Sift the listing for lines that hold the string "การบร" and pull them out.

** START Input rows **

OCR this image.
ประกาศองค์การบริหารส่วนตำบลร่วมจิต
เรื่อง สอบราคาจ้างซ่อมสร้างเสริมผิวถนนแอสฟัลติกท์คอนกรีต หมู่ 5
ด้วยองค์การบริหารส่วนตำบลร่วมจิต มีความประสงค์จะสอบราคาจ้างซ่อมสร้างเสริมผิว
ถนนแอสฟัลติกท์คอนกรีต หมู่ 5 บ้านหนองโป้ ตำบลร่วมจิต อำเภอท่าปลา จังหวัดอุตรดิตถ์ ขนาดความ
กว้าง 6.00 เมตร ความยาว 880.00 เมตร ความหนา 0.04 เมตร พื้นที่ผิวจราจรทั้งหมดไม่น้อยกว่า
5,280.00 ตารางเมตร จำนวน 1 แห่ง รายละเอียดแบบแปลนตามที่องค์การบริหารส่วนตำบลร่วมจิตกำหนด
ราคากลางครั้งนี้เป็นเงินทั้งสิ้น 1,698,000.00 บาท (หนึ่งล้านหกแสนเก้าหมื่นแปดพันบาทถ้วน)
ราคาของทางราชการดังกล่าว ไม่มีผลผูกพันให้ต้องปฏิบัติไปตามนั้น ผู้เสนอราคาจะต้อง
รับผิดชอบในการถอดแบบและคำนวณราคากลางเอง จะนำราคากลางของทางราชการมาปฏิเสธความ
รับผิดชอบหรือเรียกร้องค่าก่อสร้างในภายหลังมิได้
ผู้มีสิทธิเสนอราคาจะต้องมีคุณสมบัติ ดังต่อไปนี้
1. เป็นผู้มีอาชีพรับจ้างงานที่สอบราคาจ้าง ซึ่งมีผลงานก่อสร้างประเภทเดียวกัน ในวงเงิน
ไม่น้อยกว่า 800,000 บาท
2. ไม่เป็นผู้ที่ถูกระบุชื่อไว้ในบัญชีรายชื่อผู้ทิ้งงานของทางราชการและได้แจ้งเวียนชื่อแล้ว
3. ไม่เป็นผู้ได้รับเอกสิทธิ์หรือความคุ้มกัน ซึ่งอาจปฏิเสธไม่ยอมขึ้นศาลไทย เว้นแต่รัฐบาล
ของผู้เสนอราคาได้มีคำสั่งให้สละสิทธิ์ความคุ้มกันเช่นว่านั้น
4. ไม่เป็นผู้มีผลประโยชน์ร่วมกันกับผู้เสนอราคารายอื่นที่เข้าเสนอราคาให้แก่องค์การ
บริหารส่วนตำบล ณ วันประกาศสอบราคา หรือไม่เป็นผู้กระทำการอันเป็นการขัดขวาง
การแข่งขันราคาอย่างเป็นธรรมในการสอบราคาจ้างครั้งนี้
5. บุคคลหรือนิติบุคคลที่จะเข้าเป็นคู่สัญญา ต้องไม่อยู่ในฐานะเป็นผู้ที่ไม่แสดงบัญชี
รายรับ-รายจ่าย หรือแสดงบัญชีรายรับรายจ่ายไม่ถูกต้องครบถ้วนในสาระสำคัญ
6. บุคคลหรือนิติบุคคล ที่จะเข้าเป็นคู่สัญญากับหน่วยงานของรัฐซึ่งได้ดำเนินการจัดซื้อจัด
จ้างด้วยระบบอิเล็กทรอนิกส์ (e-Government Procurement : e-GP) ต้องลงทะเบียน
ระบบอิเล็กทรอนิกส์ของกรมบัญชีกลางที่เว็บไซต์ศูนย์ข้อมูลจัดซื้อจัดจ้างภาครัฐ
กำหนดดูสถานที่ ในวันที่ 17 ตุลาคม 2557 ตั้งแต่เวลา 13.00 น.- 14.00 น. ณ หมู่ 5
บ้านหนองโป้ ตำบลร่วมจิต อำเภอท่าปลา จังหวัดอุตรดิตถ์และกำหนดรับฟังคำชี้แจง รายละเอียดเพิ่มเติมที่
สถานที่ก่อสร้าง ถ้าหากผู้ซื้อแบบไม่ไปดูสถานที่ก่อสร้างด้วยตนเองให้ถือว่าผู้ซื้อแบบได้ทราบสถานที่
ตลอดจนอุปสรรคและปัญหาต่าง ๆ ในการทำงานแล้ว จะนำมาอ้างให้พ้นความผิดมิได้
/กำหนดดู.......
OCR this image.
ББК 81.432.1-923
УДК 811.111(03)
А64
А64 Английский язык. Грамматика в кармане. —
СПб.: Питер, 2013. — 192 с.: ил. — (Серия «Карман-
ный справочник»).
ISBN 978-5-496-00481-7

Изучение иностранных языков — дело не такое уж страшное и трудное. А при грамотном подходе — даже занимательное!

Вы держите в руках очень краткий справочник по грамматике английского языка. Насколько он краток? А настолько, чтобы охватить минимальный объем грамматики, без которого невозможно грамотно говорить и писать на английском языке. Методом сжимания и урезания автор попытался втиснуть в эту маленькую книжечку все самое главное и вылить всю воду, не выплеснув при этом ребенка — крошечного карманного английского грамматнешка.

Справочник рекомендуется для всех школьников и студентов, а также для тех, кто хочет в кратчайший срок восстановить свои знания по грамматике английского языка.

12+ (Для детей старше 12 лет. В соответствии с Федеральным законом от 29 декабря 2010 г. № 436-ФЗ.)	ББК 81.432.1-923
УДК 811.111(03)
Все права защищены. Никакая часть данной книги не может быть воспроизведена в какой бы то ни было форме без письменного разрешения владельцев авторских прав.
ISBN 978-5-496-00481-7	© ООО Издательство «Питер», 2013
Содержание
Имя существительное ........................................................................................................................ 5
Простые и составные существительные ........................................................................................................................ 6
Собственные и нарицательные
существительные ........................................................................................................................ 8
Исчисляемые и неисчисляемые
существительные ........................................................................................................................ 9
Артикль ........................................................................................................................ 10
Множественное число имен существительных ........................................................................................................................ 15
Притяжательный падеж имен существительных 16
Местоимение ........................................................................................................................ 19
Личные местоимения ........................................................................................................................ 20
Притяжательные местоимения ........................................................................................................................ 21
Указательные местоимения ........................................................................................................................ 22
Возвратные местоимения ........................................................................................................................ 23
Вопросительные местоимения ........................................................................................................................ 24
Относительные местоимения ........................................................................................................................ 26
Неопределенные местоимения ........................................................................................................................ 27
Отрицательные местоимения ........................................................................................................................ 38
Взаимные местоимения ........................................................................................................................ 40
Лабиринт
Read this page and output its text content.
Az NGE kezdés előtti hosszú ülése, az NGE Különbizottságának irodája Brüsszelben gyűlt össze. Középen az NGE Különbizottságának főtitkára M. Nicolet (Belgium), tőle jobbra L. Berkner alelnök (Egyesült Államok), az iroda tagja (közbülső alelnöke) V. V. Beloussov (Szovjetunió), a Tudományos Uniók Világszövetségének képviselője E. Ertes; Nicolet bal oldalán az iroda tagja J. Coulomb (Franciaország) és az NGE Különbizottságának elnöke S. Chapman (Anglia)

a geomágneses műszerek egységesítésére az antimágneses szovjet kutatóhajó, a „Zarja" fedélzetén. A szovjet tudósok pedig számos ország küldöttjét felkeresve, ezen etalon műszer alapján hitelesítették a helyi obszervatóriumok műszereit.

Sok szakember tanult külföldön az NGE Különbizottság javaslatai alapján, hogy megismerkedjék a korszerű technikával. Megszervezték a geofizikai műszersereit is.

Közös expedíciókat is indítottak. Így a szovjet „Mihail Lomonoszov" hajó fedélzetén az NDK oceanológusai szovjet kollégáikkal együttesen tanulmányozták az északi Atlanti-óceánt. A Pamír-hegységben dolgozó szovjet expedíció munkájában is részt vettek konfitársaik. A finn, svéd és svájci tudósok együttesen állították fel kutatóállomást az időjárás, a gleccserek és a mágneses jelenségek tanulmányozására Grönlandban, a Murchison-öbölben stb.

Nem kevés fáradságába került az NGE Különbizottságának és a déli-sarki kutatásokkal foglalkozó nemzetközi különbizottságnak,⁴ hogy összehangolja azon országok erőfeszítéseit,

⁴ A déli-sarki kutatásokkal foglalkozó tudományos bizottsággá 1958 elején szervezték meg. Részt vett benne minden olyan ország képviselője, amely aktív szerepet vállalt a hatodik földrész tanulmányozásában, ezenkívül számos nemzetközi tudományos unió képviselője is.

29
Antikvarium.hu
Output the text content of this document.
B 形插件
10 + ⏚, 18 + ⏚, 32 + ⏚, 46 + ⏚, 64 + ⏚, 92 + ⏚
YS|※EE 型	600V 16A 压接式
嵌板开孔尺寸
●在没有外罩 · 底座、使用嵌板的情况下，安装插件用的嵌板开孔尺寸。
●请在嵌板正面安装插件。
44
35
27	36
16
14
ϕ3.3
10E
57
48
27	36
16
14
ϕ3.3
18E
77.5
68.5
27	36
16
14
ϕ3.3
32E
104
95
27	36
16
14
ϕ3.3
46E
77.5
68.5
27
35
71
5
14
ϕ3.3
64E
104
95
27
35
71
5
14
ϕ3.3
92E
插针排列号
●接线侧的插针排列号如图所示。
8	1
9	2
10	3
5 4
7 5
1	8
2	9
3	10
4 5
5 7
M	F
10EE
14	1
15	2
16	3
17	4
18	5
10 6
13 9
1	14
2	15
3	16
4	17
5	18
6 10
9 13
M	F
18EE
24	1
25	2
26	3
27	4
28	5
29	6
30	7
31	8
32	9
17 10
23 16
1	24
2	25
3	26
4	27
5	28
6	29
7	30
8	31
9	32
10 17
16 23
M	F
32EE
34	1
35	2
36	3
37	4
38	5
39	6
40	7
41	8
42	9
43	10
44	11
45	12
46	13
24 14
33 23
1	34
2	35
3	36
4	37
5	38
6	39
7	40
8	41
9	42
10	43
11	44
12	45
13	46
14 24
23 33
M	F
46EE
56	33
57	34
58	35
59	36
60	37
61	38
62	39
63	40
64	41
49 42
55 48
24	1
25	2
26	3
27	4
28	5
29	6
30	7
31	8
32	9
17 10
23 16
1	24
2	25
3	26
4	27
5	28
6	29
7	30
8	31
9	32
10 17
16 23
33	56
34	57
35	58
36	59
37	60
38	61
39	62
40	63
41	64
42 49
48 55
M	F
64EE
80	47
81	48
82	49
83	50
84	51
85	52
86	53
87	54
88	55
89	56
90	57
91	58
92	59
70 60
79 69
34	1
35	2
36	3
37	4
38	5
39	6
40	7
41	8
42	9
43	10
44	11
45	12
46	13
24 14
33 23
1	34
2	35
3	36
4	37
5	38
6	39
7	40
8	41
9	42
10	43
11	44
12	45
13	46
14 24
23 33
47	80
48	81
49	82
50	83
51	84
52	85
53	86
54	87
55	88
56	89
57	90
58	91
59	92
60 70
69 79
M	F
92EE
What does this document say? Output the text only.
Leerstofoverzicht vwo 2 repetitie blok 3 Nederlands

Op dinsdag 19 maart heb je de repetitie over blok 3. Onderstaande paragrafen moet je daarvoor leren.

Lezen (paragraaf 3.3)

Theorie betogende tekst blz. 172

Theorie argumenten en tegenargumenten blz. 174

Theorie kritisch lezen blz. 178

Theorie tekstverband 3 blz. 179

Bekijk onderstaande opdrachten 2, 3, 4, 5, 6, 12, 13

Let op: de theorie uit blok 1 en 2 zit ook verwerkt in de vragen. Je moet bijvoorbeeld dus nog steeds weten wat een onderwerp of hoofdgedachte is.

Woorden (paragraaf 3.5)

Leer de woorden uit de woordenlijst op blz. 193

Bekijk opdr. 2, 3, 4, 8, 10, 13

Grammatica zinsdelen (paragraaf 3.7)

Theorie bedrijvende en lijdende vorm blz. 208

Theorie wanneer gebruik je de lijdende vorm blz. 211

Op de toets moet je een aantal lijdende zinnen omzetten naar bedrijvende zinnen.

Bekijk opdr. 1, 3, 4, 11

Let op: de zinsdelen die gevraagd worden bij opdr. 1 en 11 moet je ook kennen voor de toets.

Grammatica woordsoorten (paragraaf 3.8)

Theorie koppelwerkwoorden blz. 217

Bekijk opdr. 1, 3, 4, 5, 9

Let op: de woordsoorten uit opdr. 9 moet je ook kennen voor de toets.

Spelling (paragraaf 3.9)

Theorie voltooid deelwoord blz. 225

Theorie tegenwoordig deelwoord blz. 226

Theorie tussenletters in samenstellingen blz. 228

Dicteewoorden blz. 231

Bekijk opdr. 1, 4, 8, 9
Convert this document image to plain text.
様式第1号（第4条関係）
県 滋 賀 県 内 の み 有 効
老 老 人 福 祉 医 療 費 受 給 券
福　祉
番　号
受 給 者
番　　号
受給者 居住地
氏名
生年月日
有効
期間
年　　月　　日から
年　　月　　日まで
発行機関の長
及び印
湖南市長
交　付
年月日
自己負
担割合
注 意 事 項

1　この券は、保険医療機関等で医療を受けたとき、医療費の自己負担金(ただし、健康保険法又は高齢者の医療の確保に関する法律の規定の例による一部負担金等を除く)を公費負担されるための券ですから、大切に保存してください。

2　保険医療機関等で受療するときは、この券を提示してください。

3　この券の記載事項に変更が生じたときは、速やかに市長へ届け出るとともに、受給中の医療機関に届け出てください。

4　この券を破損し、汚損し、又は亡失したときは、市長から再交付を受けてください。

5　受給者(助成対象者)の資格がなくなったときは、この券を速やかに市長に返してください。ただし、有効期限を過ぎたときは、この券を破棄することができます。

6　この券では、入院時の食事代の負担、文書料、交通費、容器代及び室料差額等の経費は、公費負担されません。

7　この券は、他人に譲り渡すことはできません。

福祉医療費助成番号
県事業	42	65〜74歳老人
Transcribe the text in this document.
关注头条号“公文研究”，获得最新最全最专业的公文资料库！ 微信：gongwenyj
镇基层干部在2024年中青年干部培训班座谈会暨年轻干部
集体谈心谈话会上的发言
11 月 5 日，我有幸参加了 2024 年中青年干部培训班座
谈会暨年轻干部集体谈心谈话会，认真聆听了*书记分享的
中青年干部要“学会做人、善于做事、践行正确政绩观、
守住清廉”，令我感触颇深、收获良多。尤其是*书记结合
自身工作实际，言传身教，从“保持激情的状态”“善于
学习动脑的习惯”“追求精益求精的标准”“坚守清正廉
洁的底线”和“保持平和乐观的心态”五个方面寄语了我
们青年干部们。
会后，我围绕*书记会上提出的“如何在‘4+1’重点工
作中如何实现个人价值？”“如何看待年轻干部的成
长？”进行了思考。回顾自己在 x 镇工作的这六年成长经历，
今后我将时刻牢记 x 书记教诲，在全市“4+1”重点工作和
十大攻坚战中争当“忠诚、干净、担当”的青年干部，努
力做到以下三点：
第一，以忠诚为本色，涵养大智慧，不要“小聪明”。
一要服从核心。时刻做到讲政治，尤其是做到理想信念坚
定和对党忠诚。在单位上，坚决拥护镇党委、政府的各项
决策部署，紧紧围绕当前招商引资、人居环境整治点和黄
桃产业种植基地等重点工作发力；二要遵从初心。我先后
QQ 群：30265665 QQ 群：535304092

** END Input rows **

Solution to this exercise
ประกาศองค์การบริหารส่วนตำบลร่วมจิต
ด้วยองค์การบริหารส่วนตำบลร่วมจิต มีความประสงค์จะสอบราคาจ้างซ่อมสร้างเสริมผิว
5,280.00 ตารางเมตร จำนวน 1 แห่ง รายละเอียดแบบแปลนตามที่องค์การบริหารส่วนตำบลร่วมจิตกำหนด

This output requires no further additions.